## Description of the task
Copy out every line in the material below that contains the word "bubble". Case counts.

[Bounding box entries]
= = =

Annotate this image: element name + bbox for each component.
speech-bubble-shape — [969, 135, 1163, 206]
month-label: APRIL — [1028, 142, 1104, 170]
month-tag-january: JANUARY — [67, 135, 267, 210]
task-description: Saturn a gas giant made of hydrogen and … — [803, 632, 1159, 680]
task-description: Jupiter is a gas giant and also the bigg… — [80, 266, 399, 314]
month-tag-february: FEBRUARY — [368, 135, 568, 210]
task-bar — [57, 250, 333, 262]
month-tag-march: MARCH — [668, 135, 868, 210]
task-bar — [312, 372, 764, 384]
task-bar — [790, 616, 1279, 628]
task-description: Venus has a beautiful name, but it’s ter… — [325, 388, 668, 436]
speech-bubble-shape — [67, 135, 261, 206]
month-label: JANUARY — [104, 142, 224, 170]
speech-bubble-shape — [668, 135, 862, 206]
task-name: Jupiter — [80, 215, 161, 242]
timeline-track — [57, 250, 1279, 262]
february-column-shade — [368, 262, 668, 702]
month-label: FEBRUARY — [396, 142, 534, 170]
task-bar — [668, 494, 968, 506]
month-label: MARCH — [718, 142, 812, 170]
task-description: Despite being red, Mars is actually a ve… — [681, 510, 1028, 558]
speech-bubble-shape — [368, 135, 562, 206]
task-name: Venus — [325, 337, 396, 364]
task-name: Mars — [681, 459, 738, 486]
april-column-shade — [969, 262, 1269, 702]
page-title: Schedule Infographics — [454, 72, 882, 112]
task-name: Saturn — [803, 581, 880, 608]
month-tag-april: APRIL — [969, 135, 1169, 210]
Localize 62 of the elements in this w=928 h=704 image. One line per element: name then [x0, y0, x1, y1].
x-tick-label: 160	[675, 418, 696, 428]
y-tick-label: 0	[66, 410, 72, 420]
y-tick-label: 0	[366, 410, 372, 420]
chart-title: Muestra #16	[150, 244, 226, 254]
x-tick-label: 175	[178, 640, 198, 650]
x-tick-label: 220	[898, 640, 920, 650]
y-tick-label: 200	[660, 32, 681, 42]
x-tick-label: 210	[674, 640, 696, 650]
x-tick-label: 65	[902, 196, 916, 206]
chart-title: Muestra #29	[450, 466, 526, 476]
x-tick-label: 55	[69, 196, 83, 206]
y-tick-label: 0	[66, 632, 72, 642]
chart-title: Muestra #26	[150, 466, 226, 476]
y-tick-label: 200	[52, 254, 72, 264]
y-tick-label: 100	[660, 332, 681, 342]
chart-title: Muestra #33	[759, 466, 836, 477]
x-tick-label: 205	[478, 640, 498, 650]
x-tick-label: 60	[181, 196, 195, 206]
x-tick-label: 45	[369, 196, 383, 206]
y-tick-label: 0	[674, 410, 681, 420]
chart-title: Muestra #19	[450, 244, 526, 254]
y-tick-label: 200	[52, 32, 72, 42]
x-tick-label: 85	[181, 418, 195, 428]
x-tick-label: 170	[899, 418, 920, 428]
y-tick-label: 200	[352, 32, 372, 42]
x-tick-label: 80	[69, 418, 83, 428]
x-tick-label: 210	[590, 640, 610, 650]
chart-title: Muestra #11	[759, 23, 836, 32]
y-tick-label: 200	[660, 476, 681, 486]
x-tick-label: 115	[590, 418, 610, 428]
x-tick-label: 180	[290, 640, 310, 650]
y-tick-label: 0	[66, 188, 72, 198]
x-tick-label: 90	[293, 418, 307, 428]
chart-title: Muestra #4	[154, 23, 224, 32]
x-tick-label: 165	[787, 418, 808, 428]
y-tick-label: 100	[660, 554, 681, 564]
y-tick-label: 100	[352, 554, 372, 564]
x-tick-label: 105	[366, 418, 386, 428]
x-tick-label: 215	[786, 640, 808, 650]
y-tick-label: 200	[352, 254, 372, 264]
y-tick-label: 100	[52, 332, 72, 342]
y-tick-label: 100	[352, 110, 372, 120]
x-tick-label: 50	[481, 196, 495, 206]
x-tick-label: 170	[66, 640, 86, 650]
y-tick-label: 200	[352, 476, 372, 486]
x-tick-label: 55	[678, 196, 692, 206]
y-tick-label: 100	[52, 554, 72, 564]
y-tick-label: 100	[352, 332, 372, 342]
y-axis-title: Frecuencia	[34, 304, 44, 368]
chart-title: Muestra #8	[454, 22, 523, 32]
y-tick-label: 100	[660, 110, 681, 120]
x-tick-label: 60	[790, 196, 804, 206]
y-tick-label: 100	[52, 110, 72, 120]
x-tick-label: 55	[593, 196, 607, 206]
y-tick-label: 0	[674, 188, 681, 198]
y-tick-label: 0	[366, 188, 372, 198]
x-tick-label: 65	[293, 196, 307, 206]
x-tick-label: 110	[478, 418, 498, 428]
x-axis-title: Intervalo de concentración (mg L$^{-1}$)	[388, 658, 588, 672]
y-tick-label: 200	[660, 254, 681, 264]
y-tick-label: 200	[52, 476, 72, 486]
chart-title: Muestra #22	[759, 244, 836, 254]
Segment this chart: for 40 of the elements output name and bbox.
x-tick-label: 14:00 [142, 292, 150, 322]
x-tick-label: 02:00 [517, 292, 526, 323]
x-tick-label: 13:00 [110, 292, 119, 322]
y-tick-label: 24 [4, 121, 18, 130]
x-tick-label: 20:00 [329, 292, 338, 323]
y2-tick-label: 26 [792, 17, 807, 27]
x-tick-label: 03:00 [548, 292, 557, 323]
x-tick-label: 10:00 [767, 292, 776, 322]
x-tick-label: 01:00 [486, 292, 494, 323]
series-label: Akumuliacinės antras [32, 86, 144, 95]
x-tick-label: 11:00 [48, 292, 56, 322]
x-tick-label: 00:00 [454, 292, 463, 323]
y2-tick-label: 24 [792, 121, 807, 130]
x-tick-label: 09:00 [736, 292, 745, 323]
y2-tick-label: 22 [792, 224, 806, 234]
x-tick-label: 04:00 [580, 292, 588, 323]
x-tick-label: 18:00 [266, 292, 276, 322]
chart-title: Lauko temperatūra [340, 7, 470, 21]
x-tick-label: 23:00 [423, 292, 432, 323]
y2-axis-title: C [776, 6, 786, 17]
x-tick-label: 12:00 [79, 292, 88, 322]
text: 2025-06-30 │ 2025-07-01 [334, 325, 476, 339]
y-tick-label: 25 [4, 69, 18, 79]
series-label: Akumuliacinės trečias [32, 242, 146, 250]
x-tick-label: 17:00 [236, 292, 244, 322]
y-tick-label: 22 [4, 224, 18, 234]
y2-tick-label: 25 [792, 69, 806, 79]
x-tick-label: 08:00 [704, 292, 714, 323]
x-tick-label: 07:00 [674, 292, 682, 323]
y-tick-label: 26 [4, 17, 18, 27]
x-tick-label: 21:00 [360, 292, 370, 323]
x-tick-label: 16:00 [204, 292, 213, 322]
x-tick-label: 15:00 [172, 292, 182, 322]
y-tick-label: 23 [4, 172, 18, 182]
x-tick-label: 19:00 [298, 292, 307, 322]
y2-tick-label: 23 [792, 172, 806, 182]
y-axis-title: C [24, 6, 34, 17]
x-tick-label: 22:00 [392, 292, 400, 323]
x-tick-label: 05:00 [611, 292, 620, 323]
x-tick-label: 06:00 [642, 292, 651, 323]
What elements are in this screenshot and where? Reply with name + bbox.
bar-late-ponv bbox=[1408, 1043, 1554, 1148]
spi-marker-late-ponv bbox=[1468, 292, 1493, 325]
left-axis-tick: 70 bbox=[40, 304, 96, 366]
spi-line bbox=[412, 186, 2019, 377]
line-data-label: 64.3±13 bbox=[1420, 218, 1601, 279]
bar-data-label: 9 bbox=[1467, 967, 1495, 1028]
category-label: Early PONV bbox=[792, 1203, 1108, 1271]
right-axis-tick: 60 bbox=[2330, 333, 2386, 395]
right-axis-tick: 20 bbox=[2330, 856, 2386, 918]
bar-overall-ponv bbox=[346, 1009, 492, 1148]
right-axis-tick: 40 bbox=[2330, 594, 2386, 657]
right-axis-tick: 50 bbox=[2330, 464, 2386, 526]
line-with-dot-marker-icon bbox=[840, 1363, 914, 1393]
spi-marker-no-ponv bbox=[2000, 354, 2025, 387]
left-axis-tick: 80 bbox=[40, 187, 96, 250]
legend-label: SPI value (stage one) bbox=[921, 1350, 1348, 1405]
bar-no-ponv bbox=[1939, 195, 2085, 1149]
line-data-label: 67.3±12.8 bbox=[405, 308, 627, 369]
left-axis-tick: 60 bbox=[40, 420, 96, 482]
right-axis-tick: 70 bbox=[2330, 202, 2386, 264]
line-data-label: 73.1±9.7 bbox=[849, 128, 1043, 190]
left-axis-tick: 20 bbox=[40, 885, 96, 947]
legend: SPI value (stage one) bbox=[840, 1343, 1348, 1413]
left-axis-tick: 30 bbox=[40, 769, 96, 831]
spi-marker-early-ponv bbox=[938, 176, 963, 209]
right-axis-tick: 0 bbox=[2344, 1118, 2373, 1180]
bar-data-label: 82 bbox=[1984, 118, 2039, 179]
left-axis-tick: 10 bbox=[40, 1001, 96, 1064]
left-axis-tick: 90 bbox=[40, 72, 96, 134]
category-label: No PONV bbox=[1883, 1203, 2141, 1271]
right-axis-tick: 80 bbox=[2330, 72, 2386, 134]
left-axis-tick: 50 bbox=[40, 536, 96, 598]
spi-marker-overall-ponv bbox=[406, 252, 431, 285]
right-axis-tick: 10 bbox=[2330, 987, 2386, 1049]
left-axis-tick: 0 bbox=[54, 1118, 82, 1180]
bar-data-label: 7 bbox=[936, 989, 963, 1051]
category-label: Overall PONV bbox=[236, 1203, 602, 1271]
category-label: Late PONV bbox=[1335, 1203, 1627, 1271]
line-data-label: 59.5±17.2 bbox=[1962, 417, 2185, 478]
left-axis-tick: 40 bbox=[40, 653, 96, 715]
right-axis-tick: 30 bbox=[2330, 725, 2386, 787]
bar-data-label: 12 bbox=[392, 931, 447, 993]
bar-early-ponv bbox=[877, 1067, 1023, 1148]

= = =

## Solution for this problem
speech-bubble-shape — [969, 135, 1163, 206]
speech-bubble-shape — [67, 135, 261, 206]
speech-bubble-shape — [668, 135, 862, 206]
speech-bubble-shape — [368, 135, 562, 206]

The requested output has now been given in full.